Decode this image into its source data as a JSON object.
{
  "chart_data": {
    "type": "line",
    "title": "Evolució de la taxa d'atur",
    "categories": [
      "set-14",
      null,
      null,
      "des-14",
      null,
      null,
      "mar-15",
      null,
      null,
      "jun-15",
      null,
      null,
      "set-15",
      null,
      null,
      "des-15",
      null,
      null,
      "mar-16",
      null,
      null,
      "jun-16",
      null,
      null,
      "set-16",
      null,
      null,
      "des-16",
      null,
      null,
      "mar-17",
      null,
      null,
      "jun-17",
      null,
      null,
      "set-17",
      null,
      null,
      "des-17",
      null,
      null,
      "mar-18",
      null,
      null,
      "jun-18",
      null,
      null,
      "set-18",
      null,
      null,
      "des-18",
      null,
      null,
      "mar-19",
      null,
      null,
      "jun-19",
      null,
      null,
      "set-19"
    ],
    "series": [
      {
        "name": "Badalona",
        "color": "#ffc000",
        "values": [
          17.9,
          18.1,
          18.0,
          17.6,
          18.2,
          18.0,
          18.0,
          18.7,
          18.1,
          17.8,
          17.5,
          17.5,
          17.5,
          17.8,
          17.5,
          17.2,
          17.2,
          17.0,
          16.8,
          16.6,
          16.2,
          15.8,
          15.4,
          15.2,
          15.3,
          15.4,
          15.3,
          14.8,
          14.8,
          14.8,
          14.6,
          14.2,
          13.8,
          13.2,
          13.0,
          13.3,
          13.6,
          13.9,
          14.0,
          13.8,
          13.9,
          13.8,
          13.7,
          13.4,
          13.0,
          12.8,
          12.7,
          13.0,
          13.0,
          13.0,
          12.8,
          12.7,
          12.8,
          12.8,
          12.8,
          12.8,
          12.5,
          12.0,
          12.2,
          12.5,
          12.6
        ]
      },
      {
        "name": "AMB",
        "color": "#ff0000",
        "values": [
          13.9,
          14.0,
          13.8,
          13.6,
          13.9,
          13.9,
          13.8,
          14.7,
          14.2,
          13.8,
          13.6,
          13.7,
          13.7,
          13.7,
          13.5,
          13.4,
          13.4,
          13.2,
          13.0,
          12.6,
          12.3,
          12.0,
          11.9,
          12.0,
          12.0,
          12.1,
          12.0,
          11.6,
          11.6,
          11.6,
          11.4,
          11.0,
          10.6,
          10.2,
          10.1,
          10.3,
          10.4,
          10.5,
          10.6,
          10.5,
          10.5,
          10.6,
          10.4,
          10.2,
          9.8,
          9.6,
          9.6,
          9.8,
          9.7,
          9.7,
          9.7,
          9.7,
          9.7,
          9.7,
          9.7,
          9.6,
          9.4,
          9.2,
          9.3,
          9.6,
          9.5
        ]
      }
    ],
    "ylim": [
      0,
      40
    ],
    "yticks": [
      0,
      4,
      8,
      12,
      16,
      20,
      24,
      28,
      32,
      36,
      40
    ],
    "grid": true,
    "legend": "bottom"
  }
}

•••••

Take the entries above and transcribe them exactly.

** Answer to the task **
Decode this image into its source data as a JSON object.
{
  "chart_data": {
    "type": "line",
    "title": "Evolució de la taxa d'atur",
    "categories": [
      "set-14",
      null,
      null,
      "des-14",
      null,
      null,
      "mar-15",
      null,
      null,
      "jun-15",
      null,
      null,
      "set-15",
      null,
      null,
      "des-15",
      null,
      null,
      "mar-16",
      null,
      null,
      "jun-16",
      null,
      null,
      "set-16",
      null,
      null,
      "des-16",
      null,
      null,
      "mar-17",
      null,
      null,
      "jun-17",
      null,
      null,
      "set-17",
      null,
      null,
      "des-17",
      null,
      null,
      "mar-18",
      null,
      null,
      "jun-18",
      null,
      null,
      "set-18",
      null,
      null,
      "des-18",
      null,
      null,
      "mar-19",
      null,
      null,
      "jun-19",
      null,
      null,
      "set-19"
    ],
    "series": [
      {
        "name": "Badalona",
        "color": "#ffc000",
        "values": [
          17.9,
          18.1,
          18.0,
          17.6,
          18.2,
          18.0,
          18.0,
          18.7,
          18.1,
          17.8,
          17.5,
          17.5,
          17.5,
          17.8,
          17.5,
          17.2,
          17.2,
          17.0,
          16.8,
          16.6,
          16.2,
          15.8,
          15.4,
          15.2,
          15.3,
          15.4,
          15.3,
          14.8,
          14.8,
          14.8,
          14.6,
          14.2,
          13.8,
          13.2,
          13.0,
          13.3,
          13.6,
          13.9,
          14.0,
          13.8,
          13.9,
          13.8,
          13.7,
          13.4,
          13.0,
          12.8,
          12.7,
          13.0,
          13.0,
          13.0,
          12.8,
          12.7,
          12.8,
          12.8,
          12.8,
          12.8,
          12.5,
          12.0,
          12.2,
          12.5,
          12.6
        ]
      },
      {
        "name": "AMB",
        "color": "#ff0000",
        "values": [
          13.9,
          14.0,
          13.8,
          13.6,
          13.9,
          13.9,
          13.8,
          14.7,
          14.2,
          13.8,
          13.6,
          13.7,
          13.7,
          13.7,
          13.5,
          13.4,
          13.4,
          13.2,
          13.0,
          12.6,
          12.3,
          12.0,
          11.9,
          12.0,
          12.0,
          12.1,
          12.0,
          11.6,
          11.6,
          11.6,
          11.4,
          11.0,
          10.6,
          10.2,
          10.1,
          10.3,
          10.4,
          10.5,
          10.6,
          10.5,
          10.5,
          10.6,
          10.4,
          10.2,
          9.8,
          9.6,
          9.6,
          9.8,
          9.7,
          9.7,
          9.7,
          9.7,
          9.7,
          9.7,
          9.7,
          9.6,
          9.4,
          9.2,
          9.3,
          9.6,
          9.5
        ]
      }
    ],
    "ylim": [
      0,
      40
    ],
    "yticks": [
      0,
      4,
      8,
      12,
      16,
      20,
      24,
      28,
      32,
      36,
      40
    ],
    "grid": true,
    "legend": "bottom"
  }
}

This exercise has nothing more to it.